**Your goal**
Leave out any pictures and transcribe all other data below exactly.

◇ ◇ ◇ ◇ ◇ ◇ ◇

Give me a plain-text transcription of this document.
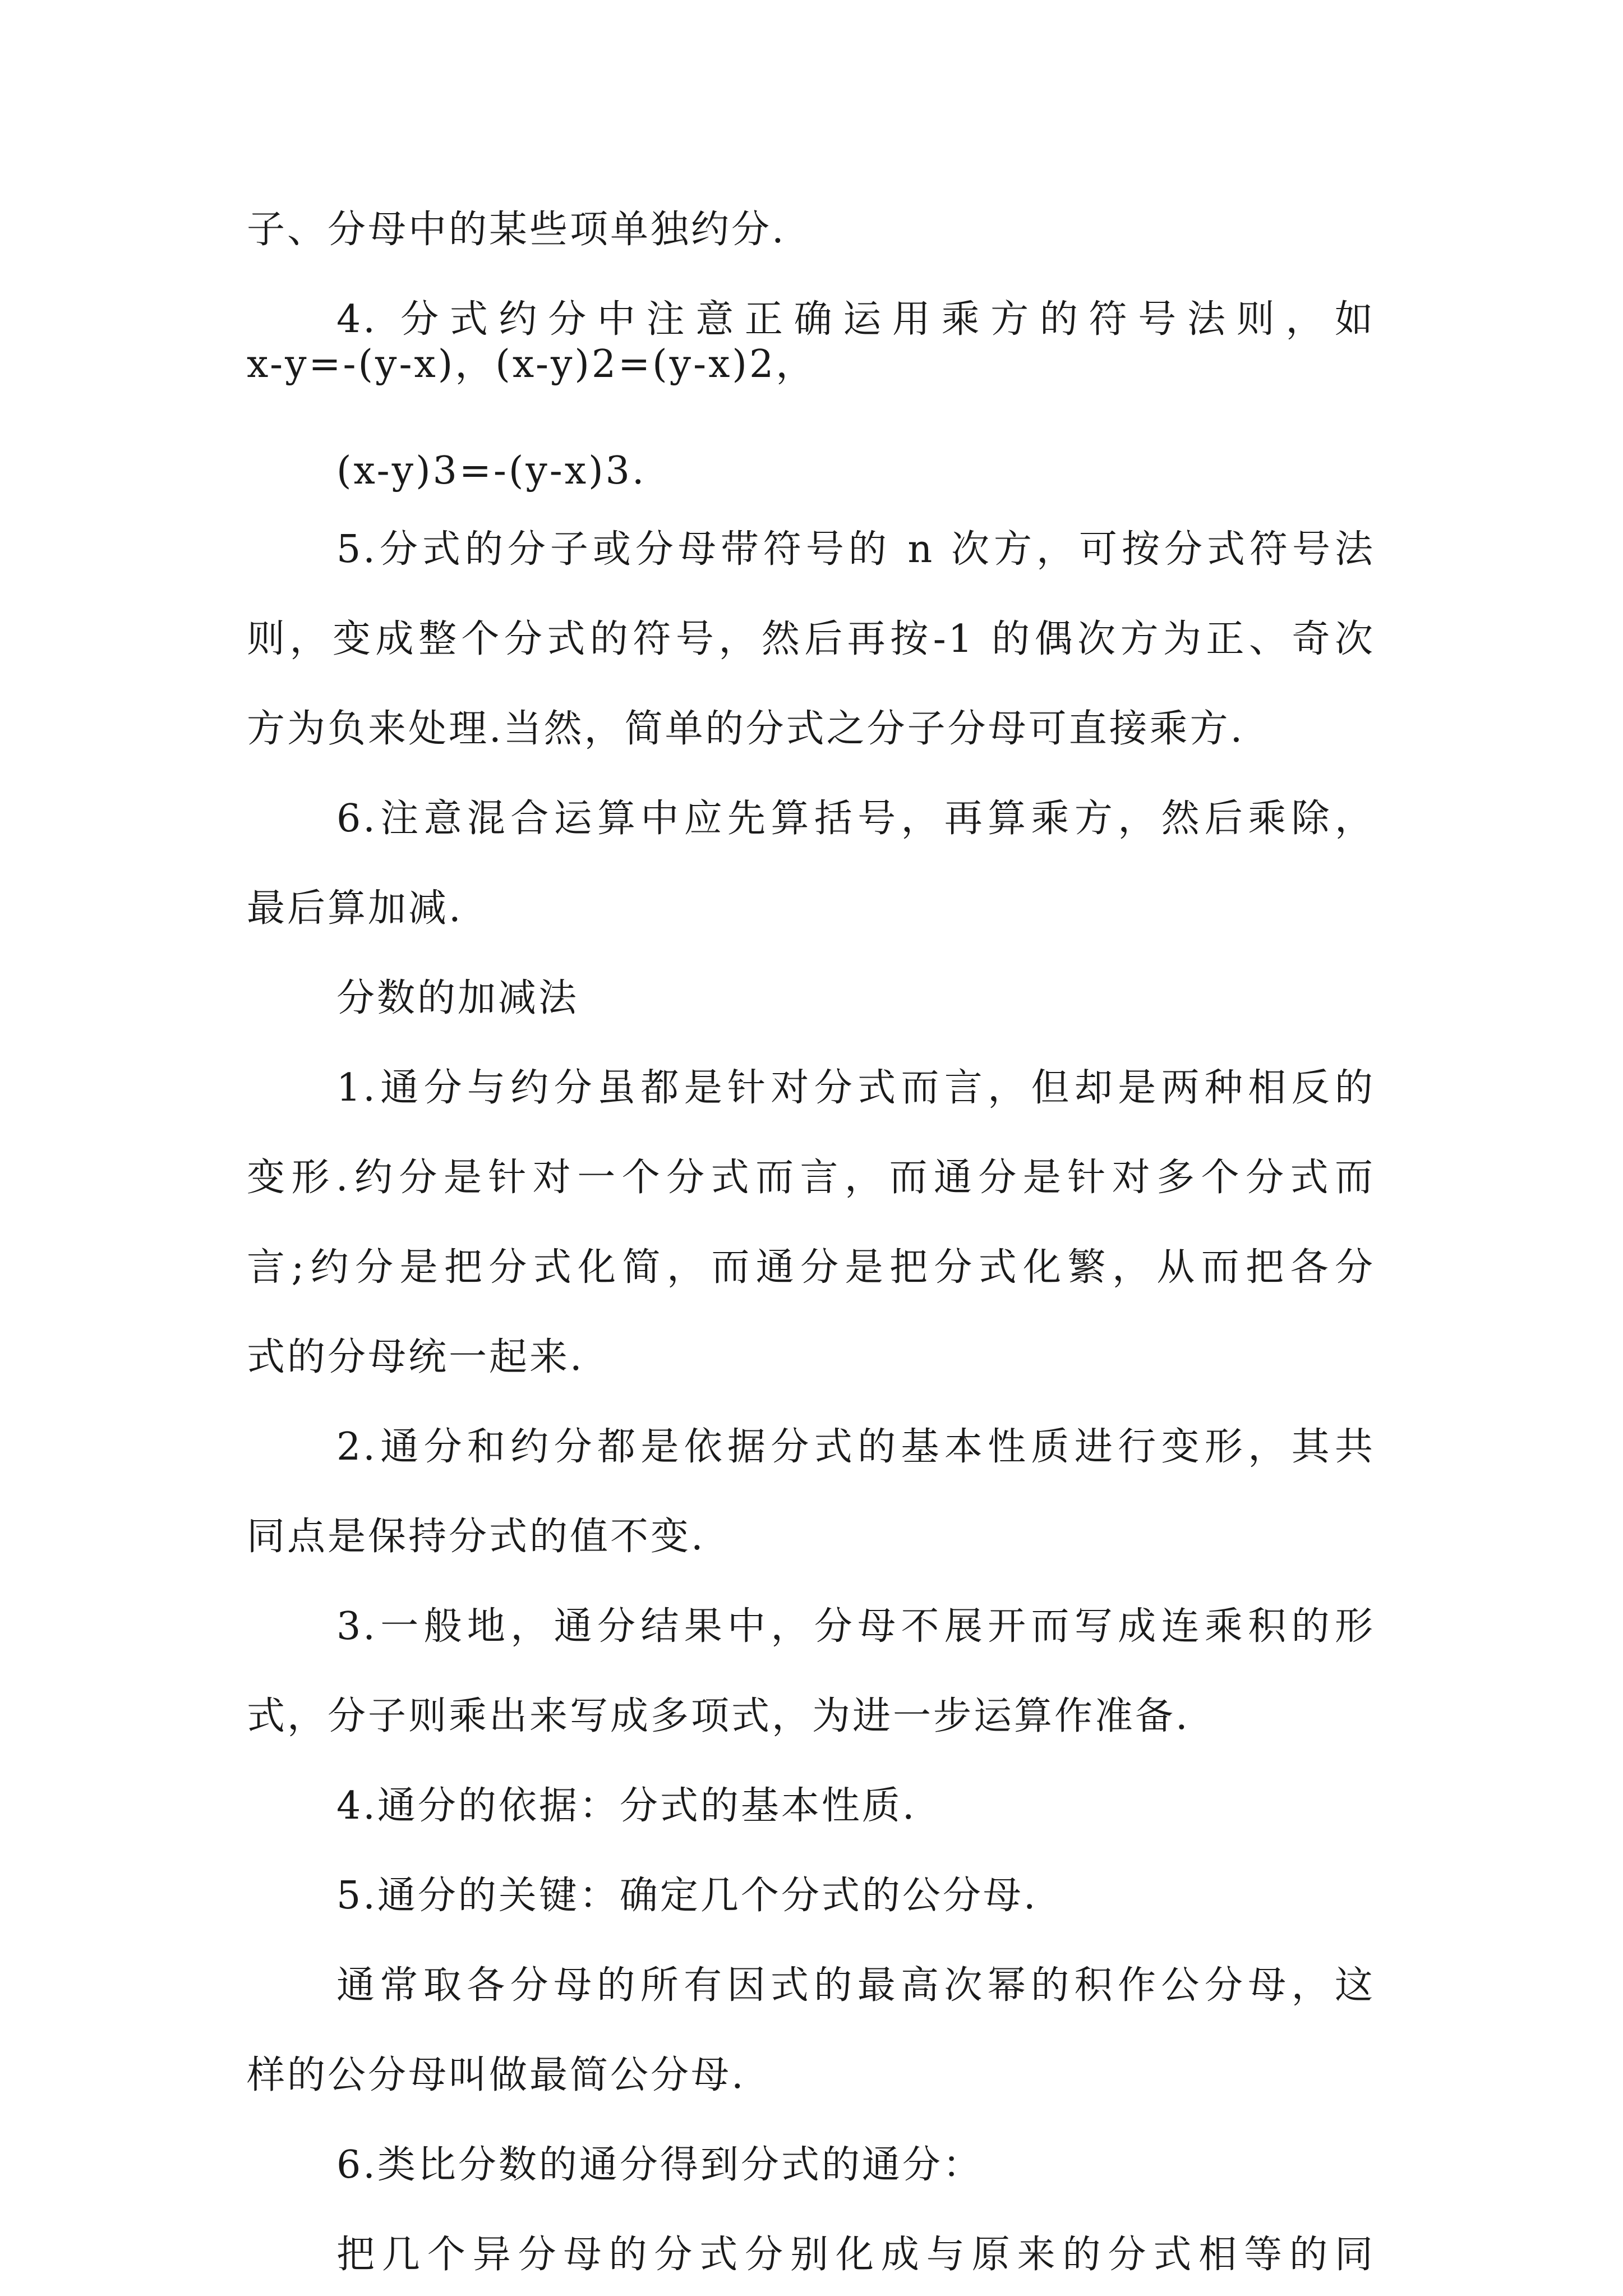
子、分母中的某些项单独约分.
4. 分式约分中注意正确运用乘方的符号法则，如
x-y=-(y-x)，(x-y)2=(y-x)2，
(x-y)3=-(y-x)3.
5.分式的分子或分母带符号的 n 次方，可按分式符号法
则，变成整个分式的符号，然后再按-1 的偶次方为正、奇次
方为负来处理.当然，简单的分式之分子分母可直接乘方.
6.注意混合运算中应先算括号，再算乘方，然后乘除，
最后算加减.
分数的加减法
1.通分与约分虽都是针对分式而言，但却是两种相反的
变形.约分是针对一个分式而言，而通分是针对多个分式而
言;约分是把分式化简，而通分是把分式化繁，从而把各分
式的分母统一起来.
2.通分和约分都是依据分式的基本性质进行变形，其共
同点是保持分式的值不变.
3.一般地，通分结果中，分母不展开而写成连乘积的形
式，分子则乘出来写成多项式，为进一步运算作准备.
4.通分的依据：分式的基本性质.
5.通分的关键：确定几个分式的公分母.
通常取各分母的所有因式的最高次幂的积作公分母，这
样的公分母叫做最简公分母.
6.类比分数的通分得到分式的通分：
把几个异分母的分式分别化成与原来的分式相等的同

◇ ◇ ◇ ◇ ◇ ◇ ◇

**Response to the exercise**
Give me a plain-text transcription of this document.
子、分母中的某些项单独约分.
4. 分式约分中注意正确运用乘方的符号法则，如
x-y=-(y-x)，(x-y)2=(y-x)2，
(x-y)3=-(y-x)3.
5.分式的分子或分母带符号的 n 次方，可按分式符号法
则，变成整个分式的符号，然后再按-1 的偶次方为正、奇次
方为负来处理.当然，简单的分式之分子分母可直接乘方.
6.注意混合运算中应先算括号，再算乘方，然后乘除，
最后算加减.
分数的加减法
1.通分与约分虽都是针对分式而言，但却是两种相反的
变形.约分是针对一个分式而言，而通分是针对多个分式而
言;约分是把分式化简，而通分是把分式化繁，从而把各分
式的分母统一起来.
2.通分和约分都是依据分式的基本性质进行变形，其共
同点是保持分式的值不变.
3.一般地，通分结果中，分母不展开而写成连乘积的形
式，分子则乘出来写成多项式，为进一步运算作准备.
4.通分的依据：分式的基本性质.
5.通分的关键：确定几个分式的公分母.
通常取各分母的所有因式的最高次幂的积作公分母，这
样的公分母叫做最简公分母.
6.类比分数的通分得到分式的通分：
把几个异分母的分式分别化成与原来的分式相等的同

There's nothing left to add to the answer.